■ **Your instructions**
Search the data below for the word "JSON" and copy each line that holds it.

■ **Figure content listings**
○ ○ ○
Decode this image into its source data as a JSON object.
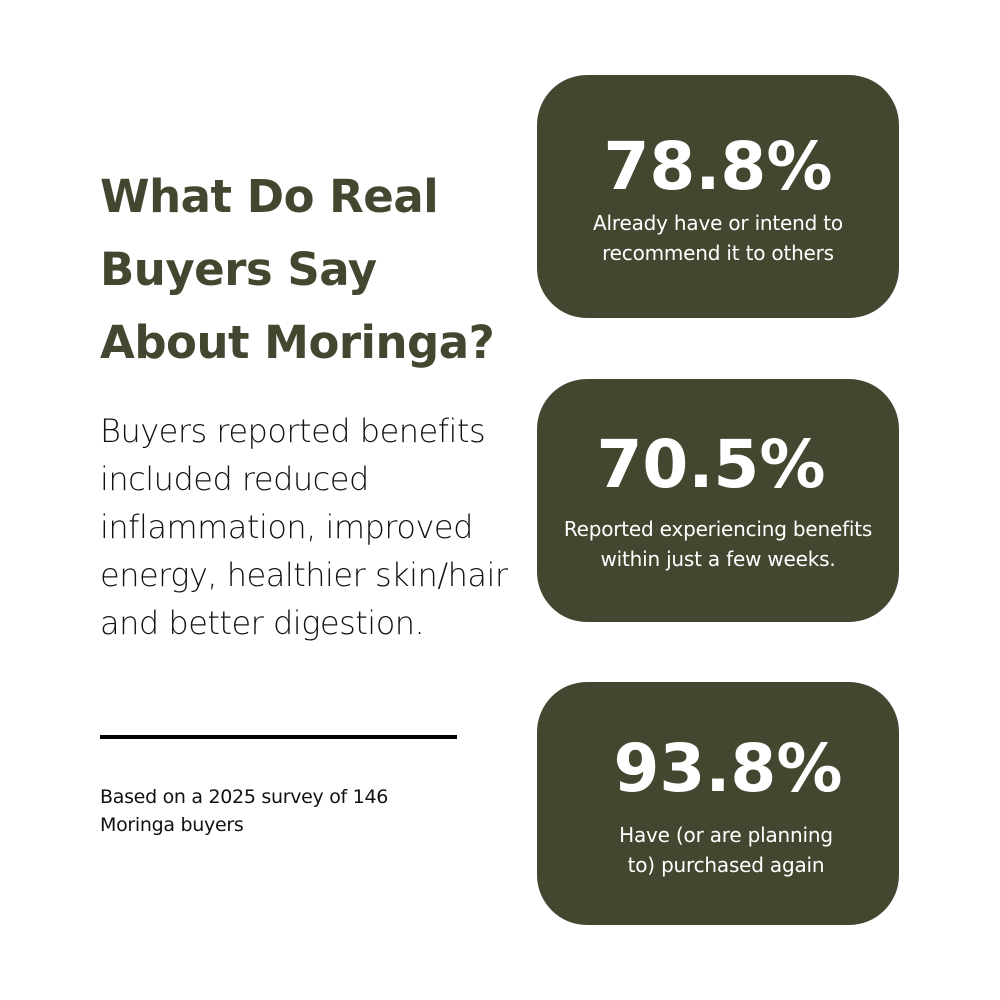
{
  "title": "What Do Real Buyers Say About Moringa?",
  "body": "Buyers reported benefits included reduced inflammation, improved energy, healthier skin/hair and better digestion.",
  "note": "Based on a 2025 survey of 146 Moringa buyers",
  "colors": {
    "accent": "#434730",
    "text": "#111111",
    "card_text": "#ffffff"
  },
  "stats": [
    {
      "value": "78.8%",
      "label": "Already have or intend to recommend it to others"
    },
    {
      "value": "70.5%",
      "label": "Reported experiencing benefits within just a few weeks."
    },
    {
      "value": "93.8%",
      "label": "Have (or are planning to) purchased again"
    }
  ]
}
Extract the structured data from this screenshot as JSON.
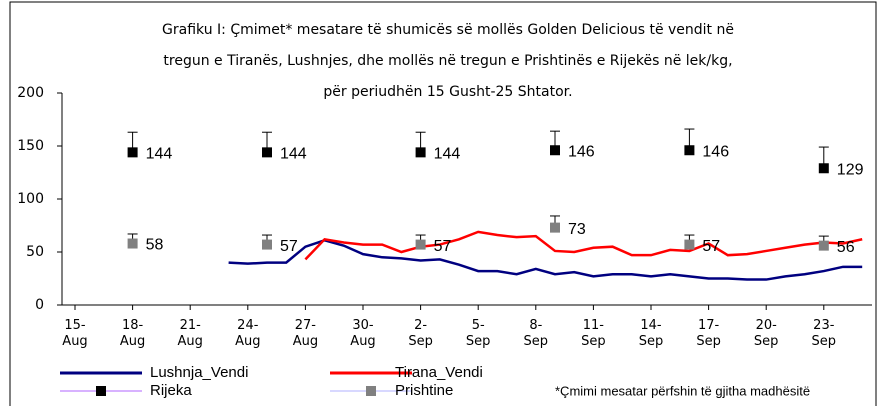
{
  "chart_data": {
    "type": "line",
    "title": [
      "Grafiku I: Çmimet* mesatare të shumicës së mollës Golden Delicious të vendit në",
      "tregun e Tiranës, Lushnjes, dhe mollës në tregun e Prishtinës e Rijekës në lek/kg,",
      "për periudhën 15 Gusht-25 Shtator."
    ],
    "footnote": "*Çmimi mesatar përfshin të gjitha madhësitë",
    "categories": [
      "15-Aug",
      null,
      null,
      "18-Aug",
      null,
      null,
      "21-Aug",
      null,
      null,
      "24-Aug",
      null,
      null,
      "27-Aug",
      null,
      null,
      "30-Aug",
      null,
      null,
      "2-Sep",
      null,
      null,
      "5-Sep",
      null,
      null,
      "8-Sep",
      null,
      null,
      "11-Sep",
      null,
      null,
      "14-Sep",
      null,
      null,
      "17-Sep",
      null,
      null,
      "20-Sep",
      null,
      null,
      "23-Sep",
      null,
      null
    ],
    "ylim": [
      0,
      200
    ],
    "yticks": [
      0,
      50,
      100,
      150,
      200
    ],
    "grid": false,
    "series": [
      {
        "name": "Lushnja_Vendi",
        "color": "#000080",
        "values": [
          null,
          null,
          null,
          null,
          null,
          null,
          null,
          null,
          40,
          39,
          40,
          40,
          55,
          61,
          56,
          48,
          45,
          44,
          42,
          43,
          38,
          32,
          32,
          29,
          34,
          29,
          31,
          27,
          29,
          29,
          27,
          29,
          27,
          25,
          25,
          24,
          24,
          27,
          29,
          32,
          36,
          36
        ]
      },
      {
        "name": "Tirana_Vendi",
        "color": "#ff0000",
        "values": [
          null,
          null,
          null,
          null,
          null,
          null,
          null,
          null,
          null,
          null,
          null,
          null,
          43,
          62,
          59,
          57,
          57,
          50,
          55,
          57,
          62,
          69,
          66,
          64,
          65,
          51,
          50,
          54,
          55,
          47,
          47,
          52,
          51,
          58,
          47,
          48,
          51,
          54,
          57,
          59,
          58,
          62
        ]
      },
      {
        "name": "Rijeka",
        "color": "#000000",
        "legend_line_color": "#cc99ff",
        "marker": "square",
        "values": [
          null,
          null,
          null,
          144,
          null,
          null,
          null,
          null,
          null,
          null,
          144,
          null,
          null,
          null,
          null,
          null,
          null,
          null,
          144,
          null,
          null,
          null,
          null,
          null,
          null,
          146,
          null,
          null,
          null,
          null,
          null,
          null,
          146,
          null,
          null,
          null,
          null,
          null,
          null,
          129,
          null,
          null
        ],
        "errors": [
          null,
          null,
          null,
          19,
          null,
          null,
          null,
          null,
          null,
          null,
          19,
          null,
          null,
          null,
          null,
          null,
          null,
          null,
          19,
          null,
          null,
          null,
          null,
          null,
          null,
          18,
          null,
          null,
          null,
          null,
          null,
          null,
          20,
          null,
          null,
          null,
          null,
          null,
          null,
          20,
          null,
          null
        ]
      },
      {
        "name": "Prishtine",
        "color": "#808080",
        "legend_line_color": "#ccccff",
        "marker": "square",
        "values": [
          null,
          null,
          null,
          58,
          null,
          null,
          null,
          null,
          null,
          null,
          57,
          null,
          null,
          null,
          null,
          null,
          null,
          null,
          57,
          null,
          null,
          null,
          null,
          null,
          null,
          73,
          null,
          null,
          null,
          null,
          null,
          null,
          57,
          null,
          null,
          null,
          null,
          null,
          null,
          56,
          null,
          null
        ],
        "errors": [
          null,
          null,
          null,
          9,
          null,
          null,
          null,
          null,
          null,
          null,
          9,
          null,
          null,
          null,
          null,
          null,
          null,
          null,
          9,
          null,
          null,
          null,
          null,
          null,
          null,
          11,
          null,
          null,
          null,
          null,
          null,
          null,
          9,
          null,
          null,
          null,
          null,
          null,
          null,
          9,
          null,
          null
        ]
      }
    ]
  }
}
○ ○ ○
■ **Written response**
Decode this image into its source data as a JSON object.
Extract the structured data from this screenshot as JSON.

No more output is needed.